* _DATA TO PROCESS_:

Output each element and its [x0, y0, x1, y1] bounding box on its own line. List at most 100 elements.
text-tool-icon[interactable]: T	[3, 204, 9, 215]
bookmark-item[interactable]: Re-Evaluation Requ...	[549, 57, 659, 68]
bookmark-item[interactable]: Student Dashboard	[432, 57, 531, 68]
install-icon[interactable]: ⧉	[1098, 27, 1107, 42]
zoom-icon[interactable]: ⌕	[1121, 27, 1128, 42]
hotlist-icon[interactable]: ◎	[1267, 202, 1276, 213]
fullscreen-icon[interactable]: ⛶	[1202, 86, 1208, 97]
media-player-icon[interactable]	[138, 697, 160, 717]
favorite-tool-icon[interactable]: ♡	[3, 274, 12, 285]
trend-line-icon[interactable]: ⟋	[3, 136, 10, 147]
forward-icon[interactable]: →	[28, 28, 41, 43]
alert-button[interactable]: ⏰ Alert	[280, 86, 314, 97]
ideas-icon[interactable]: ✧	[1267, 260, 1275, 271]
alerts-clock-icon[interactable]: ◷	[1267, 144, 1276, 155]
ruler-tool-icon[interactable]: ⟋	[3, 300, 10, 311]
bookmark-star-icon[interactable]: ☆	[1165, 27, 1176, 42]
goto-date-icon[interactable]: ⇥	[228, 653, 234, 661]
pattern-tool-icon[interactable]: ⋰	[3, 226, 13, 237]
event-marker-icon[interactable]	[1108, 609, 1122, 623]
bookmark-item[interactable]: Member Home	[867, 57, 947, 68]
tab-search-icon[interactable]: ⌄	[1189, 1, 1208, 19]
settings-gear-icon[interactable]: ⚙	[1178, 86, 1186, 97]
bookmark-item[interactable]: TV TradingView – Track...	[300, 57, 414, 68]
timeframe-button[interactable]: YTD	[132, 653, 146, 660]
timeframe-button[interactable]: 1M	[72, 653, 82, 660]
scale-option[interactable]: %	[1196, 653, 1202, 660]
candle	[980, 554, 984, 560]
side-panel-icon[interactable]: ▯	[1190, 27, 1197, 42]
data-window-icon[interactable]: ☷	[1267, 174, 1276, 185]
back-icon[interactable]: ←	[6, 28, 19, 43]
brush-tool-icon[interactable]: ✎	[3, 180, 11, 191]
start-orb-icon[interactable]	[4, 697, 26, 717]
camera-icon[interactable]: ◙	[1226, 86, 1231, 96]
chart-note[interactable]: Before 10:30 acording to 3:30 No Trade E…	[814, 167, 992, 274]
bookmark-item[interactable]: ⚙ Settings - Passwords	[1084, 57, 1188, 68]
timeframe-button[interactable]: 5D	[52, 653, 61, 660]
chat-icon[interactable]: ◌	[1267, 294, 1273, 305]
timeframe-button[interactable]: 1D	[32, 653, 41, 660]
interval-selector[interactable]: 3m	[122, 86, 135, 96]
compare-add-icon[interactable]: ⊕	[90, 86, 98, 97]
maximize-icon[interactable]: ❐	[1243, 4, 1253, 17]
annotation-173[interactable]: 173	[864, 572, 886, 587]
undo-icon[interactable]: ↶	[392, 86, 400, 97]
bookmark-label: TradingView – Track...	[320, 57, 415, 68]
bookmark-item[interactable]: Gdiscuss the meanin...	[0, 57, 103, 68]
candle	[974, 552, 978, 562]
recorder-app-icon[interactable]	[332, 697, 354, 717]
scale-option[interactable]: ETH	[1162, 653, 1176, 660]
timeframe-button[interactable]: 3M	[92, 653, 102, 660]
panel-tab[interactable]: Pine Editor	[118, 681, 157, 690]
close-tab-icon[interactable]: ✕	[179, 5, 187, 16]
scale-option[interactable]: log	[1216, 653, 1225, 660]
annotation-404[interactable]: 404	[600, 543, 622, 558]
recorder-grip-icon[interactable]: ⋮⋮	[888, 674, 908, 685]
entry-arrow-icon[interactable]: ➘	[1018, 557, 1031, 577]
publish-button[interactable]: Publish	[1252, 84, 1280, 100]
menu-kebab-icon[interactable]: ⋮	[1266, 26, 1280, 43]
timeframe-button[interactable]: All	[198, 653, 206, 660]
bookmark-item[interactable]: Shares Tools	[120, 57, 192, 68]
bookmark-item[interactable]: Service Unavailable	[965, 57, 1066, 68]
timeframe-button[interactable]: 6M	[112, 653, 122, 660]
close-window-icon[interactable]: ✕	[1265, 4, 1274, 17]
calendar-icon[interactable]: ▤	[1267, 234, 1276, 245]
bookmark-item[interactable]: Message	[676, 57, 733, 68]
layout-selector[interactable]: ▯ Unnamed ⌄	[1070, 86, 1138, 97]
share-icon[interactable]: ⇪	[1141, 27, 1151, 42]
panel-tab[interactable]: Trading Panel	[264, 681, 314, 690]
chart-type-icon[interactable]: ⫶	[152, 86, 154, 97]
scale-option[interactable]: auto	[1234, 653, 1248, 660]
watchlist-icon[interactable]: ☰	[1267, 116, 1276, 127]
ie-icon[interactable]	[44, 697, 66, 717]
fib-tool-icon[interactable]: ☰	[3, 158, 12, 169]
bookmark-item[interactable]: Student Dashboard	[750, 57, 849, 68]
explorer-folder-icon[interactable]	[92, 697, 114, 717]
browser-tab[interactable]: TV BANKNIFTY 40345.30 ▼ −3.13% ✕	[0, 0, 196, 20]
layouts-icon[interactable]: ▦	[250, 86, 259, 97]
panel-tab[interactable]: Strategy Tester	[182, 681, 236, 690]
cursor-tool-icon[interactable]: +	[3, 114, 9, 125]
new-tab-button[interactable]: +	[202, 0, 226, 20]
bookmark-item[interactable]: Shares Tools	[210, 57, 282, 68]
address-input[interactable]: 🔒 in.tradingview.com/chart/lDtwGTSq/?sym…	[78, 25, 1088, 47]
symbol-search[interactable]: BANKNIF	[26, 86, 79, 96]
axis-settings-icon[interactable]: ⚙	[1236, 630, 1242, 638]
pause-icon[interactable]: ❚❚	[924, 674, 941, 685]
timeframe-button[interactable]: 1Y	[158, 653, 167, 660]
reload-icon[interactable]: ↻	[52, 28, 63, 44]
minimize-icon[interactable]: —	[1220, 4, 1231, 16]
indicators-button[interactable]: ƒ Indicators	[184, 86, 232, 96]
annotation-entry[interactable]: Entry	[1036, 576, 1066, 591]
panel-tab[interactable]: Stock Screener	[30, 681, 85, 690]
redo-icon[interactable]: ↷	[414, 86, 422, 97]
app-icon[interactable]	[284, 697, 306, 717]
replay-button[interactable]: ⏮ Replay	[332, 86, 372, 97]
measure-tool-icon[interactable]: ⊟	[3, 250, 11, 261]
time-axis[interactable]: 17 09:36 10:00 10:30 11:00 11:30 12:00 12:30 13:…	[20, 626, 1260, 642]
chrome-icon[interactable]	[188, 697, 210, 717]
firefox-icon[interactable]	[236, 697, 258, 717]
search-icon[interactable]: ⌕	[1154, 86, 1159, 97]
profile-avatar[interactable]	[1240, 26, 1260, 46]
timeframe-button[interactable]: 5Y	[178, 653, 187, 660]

* _OBJECTIVE_: Render every line of the data above as a Markdown table with two columns, Row and Line, where Row numbers each line and Line holds the line itself; skip any blank lines.

* _WRITTEN RESPONSE_:
| Row | Line |
|---|---|
| 1 | Output each element and its [x0, y0, x1, y1] bounding box on its own line. List at most 100 elements. |
| 2 | text-tool-icon[interactable]: T	[3, 204, 9, 215] |
| 3 | bookmark-item[interactable]: Re-Evaluation Requ...	[549, 57, 659, 68] |
| 4 | bookmark-item[interactable]: Student Dashboard	[432, 57, 531, 68] |
| 5 | install-icon[interactable]: ⧉	[1098, 27, 1107, 42] |
| 6 | zoom-icon[interactable]: ⌕	[1121, 27, 1128, 42] |
| 7 | hotlist-icon[interactable]: ◎	[1267, 202, 1276, 213] |
| 8 | fullscreen-icon[interactable]: ⛶	[1202, 86, 1208, 97] |
| 9 | media-player-icon[interactable]	[138, 697, 160, 717] |
| 10 | favorite-tool-icon[interactable]: ♡	[3, 274, 12, 285] |
| 11 | trend-line-icon[interactable]: ⟋	[3, 136, 10, 147] |
| 12 | forward-icon[interactable]: →	[28, 28, 41, 43] |
| 13 | alert-button[interactable]: ⏰ Alert	[280, 86, 314, 97] |
| 14 | ideas-icon[interactable]: ✧	[1267, 260, 1275, 271] |
| 15 | alerts-clock-icon[interactable]: ◷	[1267, 144, 1276, 155] |
| 16 | ruler-tool-icon[interactable]: ⟋	[3, 300, 10, 311] |
| 17 | bookmark-star-icon[interactable]: ☆	[1165, 27, 1176, 42] |
| 18 | goto-date-icon[interactable]: ⇥	[228, 653, 234, 661] |
| 19 | pattern-tool-icon[interactable]: ⋰	[3, 226, 13, 237] |
| 20 | event-marker-icon[interactable]	[1108, 609, 1122, 623] |
| 21 | bookmark-item[interactable]: Member Home	[867, 57, 947, 68] |
| 22 | tab-search-icon[interactable]: ⌄	[1189, 1, 1208, 19] |
| 23 | settings-gear-icon[interactable]: ⚙	[1178, 86, 1186, 97] |
| 24 | bookmark-item[interactable]: TV TradingView – Track...	[300, 57, 414, 68] |
| 25 | timeframe-button[interactable]: YTD	[132, 653, 146, 660] |
| 26 | timeframe-button[interactable]: 1M	[72, 653, 82, 660] |
| 27 | scale-option[interactable]: %	[1196, 653, 1202, 660] |
| 28 | candle	[980, 554, 984, 560] |
| 29 | side-panel-icon[interactable]: ▯	[1190, 27, 1197, 42] |
| 30 | data-window-icon[interactable]: ☷	[1267, 174, 1276, 185] |
| 31 | back-icon[interactable]: ←	[6, 28, 19, 43] |
| 32 | brush-tool-icon[interactable]: ✎	[3, 180, 11, 191] |
| 33 | start-orb-icon[interactable]	[4, 697, 26, 717] |
| 34 | camera-icon[interactable]: ◙	[1226, 86, 1231, 96] |
| 35 | chart-note[interactable]: Before 10:30 acording to 3:30 No Trade E…	[814, 167, 992, 274] |
| 36 | bookmark-item[interactable]: ⚙ Settings - Passwords	[1084, 57, 1188, 68] |
| 37 | timeframe-button[interactable]: 5D	[52, 653, 61, 660] |
| 38 | chat-icon[interactable]: ◌	[1267, 294, 1273, 305] |
| 39 | timeframe-button[interactable]: 1D	[32, 653, 41, 660] |
| 40 | interval-selector[interactable]: 3m	[122, 86, 135, 96] |
| 41 | compare-add-icon[interactable]: ⊕	[90, 86, 98, 97] |
| 42 | maximize-icon[interactable]: ❐	[1243, 4, 1253, 17] |
| 43 | annotation-173[interactable]: 173	[864, 572, 886, 587] |
| 44 | undo-icon[interactable]: ↶	[392, 86, 400, 97] |
| 45 | bookmark-label: TradingView – Track...	[320, 57, 415, 68] |
| 46 | bookmark-item[interactable]: Gdiscuss the meanin...	[0, 57, 103, 68] |
| 47 | candle	[974, 552, 978, 562] |
| 48 | recorder-app-icon[interactable]	[332, 697, 354, 717] |
| 49 | scale-option[interactable]: ETH	[1162, 653, 1176, 660] |
| 50 | timeframe-button[interactable]: 3M	[92, 653, 102, 660] |
| 51 | panel-tab[interactable]: Pine Editor	[118, 681, 157, 690] |
| 52 | close-tab-icon[interactable]: ✕	[179, 5, 187, 16] |
| 53 | scale-option[interactable]: log	[1216, 653, 1225, 660] |
| 54 | annotation-404[interactable]: 404	[600, 543, 622, 558] |
| 55 | recorder-grip-icon[interactable]: ⋮⋮	[888, 674, 908, 685] |
| 56 | entry-arrow-icon[interactable]: ➘	[1018, 557, 1031, 577] |
| 57 | publish-button[interactable]: Publish	[1252, 84, 1280, 100] |
| 58 | menu-kebab-icon[interactable]: ⋮	[1266, 26, 1280, 43] |
| 59 | timeframe-button[interactable]: All	[198, 653, 206, 660] |
| 60 | bookmark-item[interactable]: Shares Tools	[120, 57, 192, 68] |
| 61 | bookmark-item[interactable]: Service Unavailable	[965, 57, 1066, 68] |
| 62 | timeframe-button[interactable]: 6M	[112, 653, 122, 660] |
| 63 | close-window-icon[interactable]: ✕	[1265, 4, 1274, 17] |
| 64 | calendar-icon[interactable]: ▤	[1267, 234, 1276, 245] |
| 65 | bookmark-item[interactable]: Message	[676, 57, 733, 68] |
| 66 | layout-selector[interactable]: ▯ Unnamed ⌄	[1070, 86, 1138, 97] |
| 67 | share-icon[interactable]: ⇪	[1141, 27, 1151, 42] |
| 68 | panel-tab[interactable]: Trading Panel	[264, 681, 314, 690] |
| 69 | chart-type-icon[interactable]: ⫶	[152, 86, 154, 97] |
| 70 | scale-option[interactable]: auto	[1234, 653, 1248, 660] |
| 71 | watchlist-icon[interactable]: ☰	[1267, 116, 1276, 127] |
| 72 | ie-icon[interactable]	[44, 697, 66, 717] |
| 73 | fib-tool-icon[interactable]: ☰	[3, 158, 12, 169] |
| 74 | bookmark-item[interactable]: Student Dashboard	[750, 57, 849, 68] |
| 75 | explorer-folder-icon[interactable]	[92, 697, 114, 717] |
| 76 | browser-tab[interactable]: TV BANKNIFTY 40345.30 ▼ −3.13% ✕	[0, 0, 196, 20] |
| 77 | layouts-icon[interactable]: ▦	[250, 86, 259, 97] |
| 78 | panel-tab[interactable]: Strategy Tester	[182, 681, 236, 690] |
| 79 | cursor-tool-icon[interactable]: +	[3, 114, 9, 125] |
| 80 | new-tab-button[interactable]: +	[202, 0, 226, 20] |
| 81 | bookmark-item[interactable]: Shares Tools	[210, 57, 282, 68] |
| 82 | address-input[interactable]: 🔒 in.tradingview.com/chart/lDtwGTSq/?sym…	[78, 25, 1088, 47] |
| 83 | symbol-search[interactable]: BANKNIF	[26, 86, 79, 96] |
| 84 | axis-settings-icon[interactable]: ⚙	[1236, 630, 1242, 638] |
| 85 | pause-icon[interactable]: ❚❚	[924, 674, 941, 685] |
| 86 | timeframe-button[interactable]: 1Y	[158, 653, 167, 660] |
| 87 | reload-icon[interactable]: ↻	[52, 28, 63, 44] |
| 88 | minimize-icon[interactable]: —	[1220, 4, 1231, 16] |
| 89 | indicators-button[interactable]: ƒ Indicators	[184, 86, 232, 96] |
| 90 | annotation-entry[interactable]: Entry	[1036, 576, 1066, 591] |
| 91 | panel-tab[interactable]: Stock Screener	[30, 681, 85, 690] |
| 92 | redo-icon[interactable]: ↷	[414, 86, 422, 97] |
| 93 | app-icon[interactable]	[284, 697, 306, 717] |
| 94 | replay-button[interactable]: ⏮ Replay	[332, 86, 372, 97] |
| 95 | measure-tool-icon[interactable]: ⊟	[3, 250, 11, 261] |
| 96 | time-axis[interactable]: 17 09:36 10:00 10:30 11:00 11:30 12:00 12:30 13:…	[20, 626, 1260, 642] |
| 97 | chrome-icon[interactable]	[188, 697, 210, 717] |
| 98 | firefox-icon[interactable]	[236, 697, 258, 717] |
| 99 | search-icon[interactable]: ⌕	[1154, 86, 1159, 97] |
| 100 | profile-avatar[interactable]	[1240, 26, 1260, 46] |
| 101 | timeframe-button[interactable]: 5Y	[178, 653, 187, 660] |